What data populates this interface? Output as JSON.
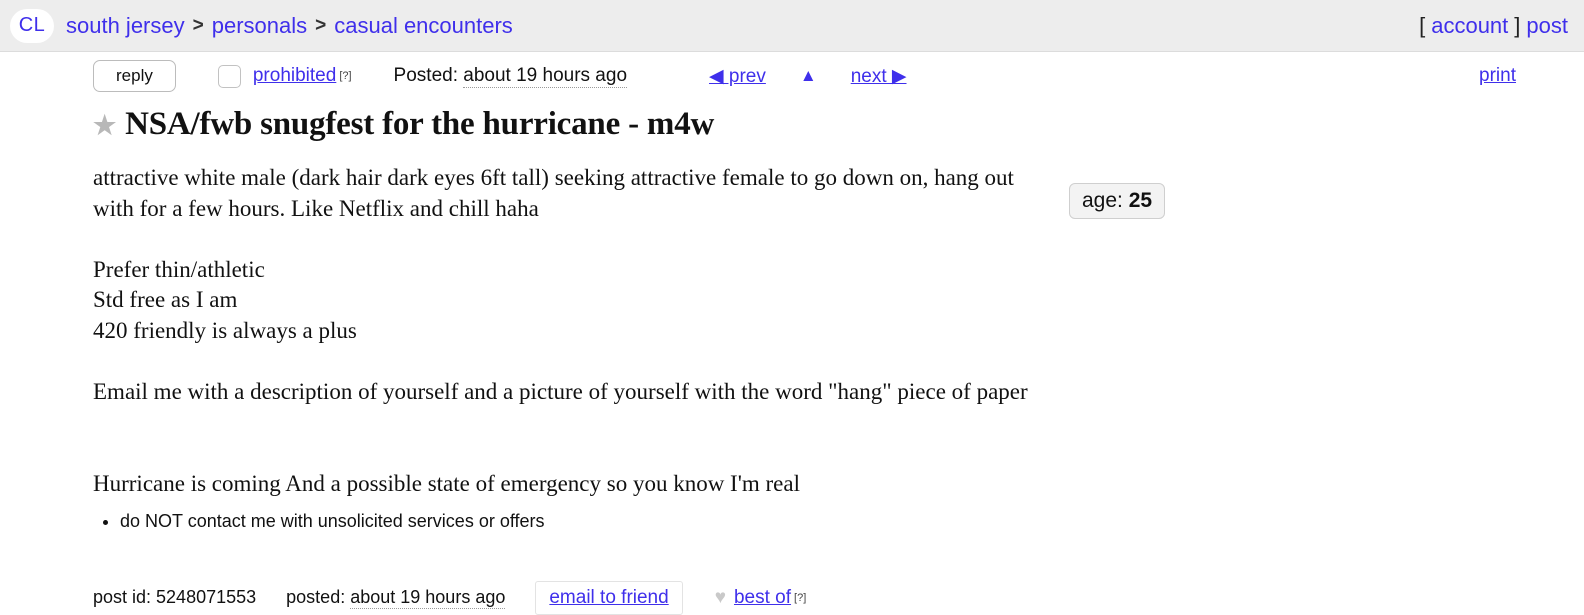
{
  "header": {
    "logo_text": "CL",
    "breadcrumb": [
      {
        "label": "south jersey"
      },
      {
        "label": "personals"
      },
      {
        "label": "casual encounters"
      }
    ],
    "separator": ">",
    "bracket_open": "[",
    "bracket_close": "]",
    "account_label": "account",
    "post_label": "post"
  },
  "toolbar": {
    "reply_label": "reply",
    "prohibited_label": "prohibited",
    "help_superscript": "[?]",
    "posted_prefix": "Posted:",
    "posted_time": "about 19 hours ago",
    "prev_label": "◀ prev",
    "up_label": "▲",
    "next_label": "next ▶",
    "print_label": "print"
  },
  "posting": {
    "star_glyph": "★",
    "title": "NSA/fwb snugfest for the hurricane - m4w",
    "body": "attractive white male (dark hair dark eyes 6ft tall) seeking attractive female to go down on, hang out with for a few hours. Like Netflix and chill haha\n\nPrefer thin/athletic\nStd free as I am\n420 friendly is always a plus\n\nEmail me with a description of yourself and a picture of yourself with the word \"hang\" piece of paper\n\n\nHurricane is coming And a possible state of emergency so you know I'm real",
    "attributes": [
      {
        "key": "age:",
        "value": "25"
      }
    ],
    "notices": [
      "do NOT contact me with unsolicited services or offers"
    ]
  },
  "footer": {
    "post_id_label": "post id: 5248071553",
    "posted_label": "posted:",
    "posted_time": "about 19 hours ago",
    "email_to_friend_label": "email to friend",
    "heart_glyph": "♥",
    "best_of_label": "best of",
    "help_superscript": "[?]"
  },
  "colors": {
    "link": "#3f2feb",
    "header_bg": "#ededed",
    "chip_bg": "#f3f3f3",
    "star_gray": "#b8b8b8"
  }
}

— DO THIS —
Write the entries above out in full, exactly, with no images.

— ANSWER TO THIS EXERCISE —
What data populates this interface? Output as JSON.
{
  "header": {
    "logo_text": "CL",
    "breadcrumb": [
      {
        "label": "south jersey"
      },
      {
        "label": "personals"
      },
      {
        "label": "casual encounters"
      }
    ],
    "separator": ">",
    "bracket_open": "[",
    "bracket_close": "]",
    "account_label": "account",
    "post_label": "post"
  },
  "toolbar": {
    "reply_label": "reply",
    "prohibited_label": "prohibited",
    "help_superscript": "[?]",
    "posted_prefix": "Posted:",
    "posted_time": "about 19 hours ago",
    "prev_label": "◀ prev",
    "up_label": "▲",
    "next_label": "next ▶",
    "print_label": "print"
  },
  "posting": {
    "star_glyph": "★",
    "title": "NSA/fwb snugfest for the hurricane - m4w",
    "body": "attractive white male (dark hair dark eyes 6ft tall) seeking attractive female to go down on, hang out with for a few hours. Like Netflix and chill haha\n\nPrefer thin/athletic\nStd free as I am\n420 friendly is always a plus\n\nEmail me with a description of yourself and a picture of yourself with the word \"hang\" piece of paper\n\n\nHurricane is coming And a possible state of emergency so you know I'm real",
    "attributes": [
      {
        "key": "age:",
        "value": "25"
      }
    ],
    "notices": [
      "do NOT contact me with unsolicited services or offers"
    ]
  },
  "footer": {
    "post_id_label": "post id: 5248071553",
    "posted_label": "posted:",
    "posted_time": "about 19 hours ago",
    "email_to_friend_label": "email to friend",
    "heart_glyph": "♥",
    "best_of_label": "best of",
    "help_superscript": "[?]"
  },
  "colors": {
    "link": "#3f2feb",
    "header_bg": "#ededed",
    "chip_bg": "#f3f3f3",
    "star_gray": "#b8b8b8"
  }
}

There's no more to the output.